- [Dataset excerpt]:
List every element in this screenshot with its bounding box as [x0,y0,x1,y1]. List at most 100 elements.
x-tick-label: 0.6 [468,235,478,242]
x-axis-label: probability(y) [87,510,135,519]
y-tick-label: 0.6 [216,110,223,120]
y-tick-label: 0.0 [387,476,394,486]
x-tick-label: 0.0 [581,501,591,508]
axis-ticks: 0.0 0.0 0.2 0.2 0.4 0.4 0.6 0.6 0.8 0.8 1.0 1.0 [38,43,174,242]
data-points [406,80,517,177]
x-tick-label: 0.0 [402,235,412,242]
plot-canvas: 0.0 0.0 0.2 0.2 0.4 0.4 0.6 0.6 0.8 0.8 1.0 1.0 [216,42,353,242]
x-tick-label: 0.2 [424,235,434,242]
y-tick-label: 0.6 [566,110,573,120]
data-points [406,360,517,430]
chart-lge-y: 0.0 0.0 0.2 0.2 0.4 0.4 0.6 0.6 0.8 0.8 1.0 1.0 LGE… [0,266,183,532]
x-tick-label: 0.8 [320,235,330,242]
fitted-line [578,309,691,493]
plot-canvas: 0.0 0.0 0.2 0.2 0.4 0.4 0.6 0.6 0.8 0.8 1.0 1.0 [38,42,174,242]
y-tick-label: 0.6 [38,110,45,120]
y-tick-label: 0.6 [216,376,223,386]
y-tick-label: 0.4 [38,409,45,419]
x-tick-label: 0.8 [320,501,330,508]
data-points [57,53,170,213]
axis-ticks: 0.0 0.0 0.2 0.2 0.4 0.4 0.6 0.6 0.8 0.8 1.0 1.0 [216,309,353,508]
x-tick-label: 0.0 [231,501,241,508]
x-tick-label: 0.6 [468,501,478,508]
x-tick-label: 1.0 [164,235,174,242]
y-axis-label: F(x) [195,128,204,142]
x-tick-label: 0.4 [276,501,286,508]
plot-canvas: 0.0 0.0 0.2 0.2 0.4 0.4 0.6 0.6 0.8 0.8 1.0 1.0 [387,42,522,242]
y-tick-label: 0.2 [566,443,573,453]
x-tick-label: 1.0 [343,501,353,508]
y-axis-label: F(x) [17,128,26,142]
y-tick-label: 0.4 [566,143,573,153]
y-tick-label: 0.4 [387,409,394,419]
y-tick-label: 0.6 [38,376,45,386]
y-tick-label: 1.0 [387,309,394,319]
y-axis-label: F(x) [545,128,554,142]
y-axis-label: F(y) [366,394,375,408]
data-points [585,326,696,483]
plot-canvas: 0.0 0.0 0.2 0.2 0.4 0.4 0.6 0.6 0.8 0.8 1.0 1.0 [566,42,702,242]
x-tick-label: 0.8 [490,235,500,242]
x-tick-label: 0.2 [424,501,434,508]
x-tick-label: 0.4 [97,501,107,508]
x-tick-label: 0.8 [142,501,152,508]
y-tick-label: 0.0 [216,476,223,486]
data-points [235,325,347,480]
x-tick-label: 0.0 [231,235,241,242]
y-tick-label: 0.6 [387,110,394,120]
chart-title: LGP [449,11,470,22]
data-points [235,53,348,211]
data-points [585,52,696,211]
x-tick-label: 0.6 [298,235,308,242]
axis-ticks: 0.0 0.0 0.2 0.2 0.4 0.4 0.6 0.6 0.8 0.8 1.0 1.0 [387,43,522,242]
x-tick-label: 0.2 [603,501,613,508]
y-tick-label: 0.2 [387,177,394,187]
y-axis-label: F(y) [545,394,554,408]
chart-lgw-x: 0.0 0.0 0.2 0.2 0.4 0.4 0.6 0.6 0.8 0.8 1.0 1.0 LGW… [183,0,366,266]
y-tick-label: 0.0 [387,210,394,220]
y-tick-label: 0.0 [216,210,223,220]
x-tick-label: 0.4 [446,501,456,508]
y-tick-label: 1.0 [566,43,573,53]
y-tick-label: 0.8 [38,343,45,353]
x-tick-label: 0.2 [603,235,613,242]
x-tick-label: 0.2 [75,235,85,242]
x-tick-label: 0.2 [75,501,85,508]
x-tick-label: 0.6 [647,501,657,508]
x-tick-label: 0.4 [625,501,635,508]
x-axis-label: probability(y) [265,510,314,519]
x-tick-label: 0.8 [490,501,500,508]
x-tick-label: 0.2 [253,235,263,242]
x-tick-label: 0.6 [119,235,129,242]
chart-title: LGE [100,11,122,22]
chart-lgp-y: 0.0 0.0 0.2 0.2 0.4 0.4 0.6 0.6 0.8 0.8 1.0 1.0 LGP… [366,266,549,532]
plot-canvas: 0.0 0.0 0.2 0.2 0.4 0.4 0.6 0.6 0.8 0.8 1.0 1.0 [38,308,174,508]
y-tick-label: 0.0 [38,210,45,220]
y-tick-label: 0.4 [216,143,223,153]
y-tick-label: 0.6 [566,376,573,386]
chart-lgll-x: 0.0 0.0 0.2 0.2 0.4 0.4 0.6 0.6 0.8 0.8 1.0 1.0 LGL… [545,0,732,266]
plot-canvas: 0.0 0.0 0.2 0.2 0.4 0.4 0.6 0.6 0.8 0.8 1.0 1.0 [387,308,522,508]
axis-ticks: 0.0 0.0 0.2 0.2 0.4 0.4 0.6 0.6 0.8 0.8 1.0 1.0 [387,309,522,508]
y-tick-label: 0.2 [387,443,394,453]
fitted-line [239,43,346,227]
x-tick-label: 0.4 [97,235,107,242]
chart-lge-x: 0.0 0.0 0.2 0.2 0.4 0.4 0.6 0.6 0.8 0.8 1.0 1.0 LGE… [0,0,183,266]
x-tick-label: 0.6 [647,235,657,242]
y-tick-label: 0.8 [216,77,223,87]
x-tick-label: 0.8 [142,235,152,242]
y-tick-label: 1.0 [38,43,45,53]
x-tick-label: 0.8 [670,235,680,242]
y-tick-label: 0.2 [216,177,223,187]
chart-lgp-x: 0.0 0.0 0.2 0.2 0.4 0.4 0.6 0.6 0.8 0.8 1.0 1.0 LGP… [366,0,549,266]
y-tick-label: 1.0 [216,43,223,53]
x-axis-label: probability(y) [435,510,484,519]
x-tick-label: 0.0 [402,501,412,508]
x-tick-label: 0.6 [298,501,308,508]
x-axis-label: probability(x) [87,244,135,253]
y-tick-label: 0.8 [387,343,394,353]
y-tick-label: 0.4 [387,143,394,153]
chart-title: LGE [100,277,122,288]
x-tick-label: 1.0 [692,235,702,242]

- [What the task asks]: Reproduce every line of the data above verbatim, leaving nothing out.

- [Solution]:
List every element in this screenshot with its bounding box as [x0,y0,x1,y1]. List at most 100 elements.
x-tick-label: 0.6 [468,235,478,242]
x-axis-label: probability(y) [87,510,135,519]
y-tick-label: 0.6 [216,110,223,120]
y-tick-label: 0.0 [387,476,394,486]
x-tick-label: 0.0 [581,501,591,508]
axis-ticks: 0.0 0.0 0.2 0.2 0.4 0.4 0.6 0.6 0.8 0.8 1.0 1.0 [38,43,174,242]
data-points [406,80,517,177]
x-tick-label: 0.0 [402,235,412,242]
plot-canvas: 0.0 0.0 0.2 0.2 0.4 0.4 0.6 0.6 0.8 0.8 1.0 1.0 [216,42,353,242]
x-tick-label: 0.2 [424,235,434,242]
y-tick-label: 0.6 [566,110,573,120]
data-points [406,360,517,430]
chart-lge-y: 0.0 0.0 0.2 0.2 0.4 0.4 0.6 0.6 0.8 0.8 1.0 1.0 LGE… [0,266,183,532]
x-tick-label: 0.8 [320,235,330,242]
fitted-line [578,309,691,493]
plot-canvas: 0.0 0.0 0.2 0.2 0.4 0.4 0.6 0.6 0.8 0.8 1.0 1.0 [38,42,174,242]
y-tick-label: 0.6 [38,110,45,120]
y-tick-label: 0.6 [216,376,223,386]
y-tick-label: 0.4 [38,409,45,419]
x-tick-label: 0.8 [320,501,330,508]
data-points [57,53,170,213]
axis-ticks: 0.0 0.0 0.2 0.2 0.4 0.4 0.6 0.6 0.8 0.8 1.0 1.0 [216,309,353,508]
x-tick-label: 0.0 [231,501,241,508]
x-tick-label: 0.6 [468,501,478,508]
x-tick-label: 1.0 [164,235,174,242]
y-axis-label: F(x) [195,128,204,142]
x-tick-label: 0.4 [276,501,286,508]
plot-canvas: 0.0 0.0 0.2 0.2 0.4 0.4 0.6 0.6 0.8 0.8 1.0 1.0 [387,42,522,242]
y-tick-label: 0.2 [566,443,573,453]
x-tick-label: 1.0 [343,501,353,508]
y-axis-label: F(x) [17,128,26,142]
y-tick-label: 0.4 [566,143,573,153]
y-tick-label: 0.4 [387,409,394,419]
y-tick-label: 0.6 [38,376,45,386]
y-tick-label: 1.0 [387,309,394,319]
y-axis-label: F(x) [545,128,554,142]
y-axis-label: F(y) [366,394,375,408]
data-points [585,326,696,483]
plot-canvas: 0.0 0.0 0.2 0.2 0.4 0.4 0.6 0.6 0.8 0.8 1.0 1.0 [566,42,702,242]
x-tick-label: 0.8 [490,235,500,242]
x-tick-label: 0.2 [424,501,434,508]
x-tick-label: 0.4 [97,501,107,508]
x-tick-label: 0.8 [142,501,152,508]
y-tick-label: 0.0 [216,476,223,486]
data-points [235,325,347,480]
x-tick-label: 0.0 [231,235,241,242]
y-tick-label: 0.6 [387,110,394,120]
chart-title: LGP [449,11,470,22]
data-points [235,53,348,211]
data-points [585,52,696,211]
x-tick-label: 0.6 [298,235,308,242]
axis-ticks: 0.0 0.0 0.2 0.2 0.4 0.4 0.6 0.6 0.8 0.8 1.0 1.0 [387,43,522,242]
x-tick-label: 0.2 [603,501,613,508]
y-tick-label: 0.2 [387,177,394,187]
y-axis-label: F(y) [545,394,554,408]
chart-lgw-x: 0.0 0.0 0.2 0.2 0.4 0.4 0.6 0.6 0.8 0.8 1.0 1.0 LGW… [183,0,366,266]
y-tick-label: 0.0 [387,210,394,220]
y-tick-label: 0.0 [216,210,223,220]
x-tick-label: 0.4 [446,501,456,508]
y-tick-label: 1.0 [566,43,573,53]
y-tick-label: 0.8 [38,343,45,353]
x-tick-label: 0.2 [603,235,613,242]
x-tick-label: 0.2 [75,235,85,242]
x-tick-label: 0.2 [75,501,85,508]
x-tick-label: 0.6 [647,501,657,508]
x-tick-label: 0.4 [625,501,635,508]
x-axis-label: probability(y) [265,510,314,519]
x-tick-label: 0.8 [490,501,500,508]
x-tick-label: 0.2 [253,235,263,242]
x-tick-label: 0.6 [119,235,129,242]
chart-title: LGE [100,11,122,22]
chart-lgp-y: 0.0 0.0 0.2 0.2 0.4 0.4 0.6 0.6 0.8 0.8 1.0 1.0 LGP… [366,266,549,532]
plot-canvas: 0.0 0.0 0.2 0.2 0.4 0.4 0.6 0.6 0.8 0.8 1.0 1.0 [38,308,174,508]
y-tick-label: 0.0 [38,210,45,220]
y-tick-label: 0.4 [216,143,223,153]
y-tick-label: 0.6 [566,376,573,386]
chart-lgll-x: 0.0 0.0 0.2 0.2 0.4 0.4 0.6 0.6 0.8 0.8 1.0 1.0 LGL… [545,0,732,266]
plot-canvas: 0.0 0.0 0.2 0.2 0.4 0.4 0.6 0.6 0.8 0.8 1.0 1.0 [387,308,522,508]
axis-ticks: 0.0 0.0 0.2 0.2 0.4 0.4 0.6 0.6 0.8 0.8 1.0 1.0 [387,309,522,508]
y-tick-label: 0.2 [387,443,394,453]
fitted-line [239,43,346,227]
x-tick-label: 0.4 [97,235,107,242]
chart-lge-x: 0.0 0.0 0.2 0.2 0.4 0.4 0.6 0.6 0.8 0.8 1.0 1.0 LGE… [0,0,183,266]
x-tick-label: 0.6 [647,235,657,242]
y-tick-label: 0.8 [216,77,223,87]
x-tick-label: 0.8 [142,235,152,242]
y-tick-label: 1.0 [38,43,45,53]
x-tick-label: 0.8 [670,235,680,242]
y-tick-label: 0.2 [216,177,223,187]
chart-lgp-x: 0.0 0.0 0.2 0.2 0.4 0.4 0.6 0.6 0.8 0.8 1.0 1.0 LGP… [366,0,549,266]
y-tick-label: 1.0 [216,43,223,53]
x-axis-label: probability(y) [435,510,484,519]
x-tick-label: 0.0 [402,501,412,508]
x-tick-label: 0.6 [298,501,308,508]
x-axis-label: probability(x) [87,244,135,253]
y-tick-label: 0.8 [387,343,394,353]
y-tick-label: 0.4 [387,143,394,153]
chart-title: LGE [100,277,122,288]
x-tick-label: 1.0 [692,235,702,242]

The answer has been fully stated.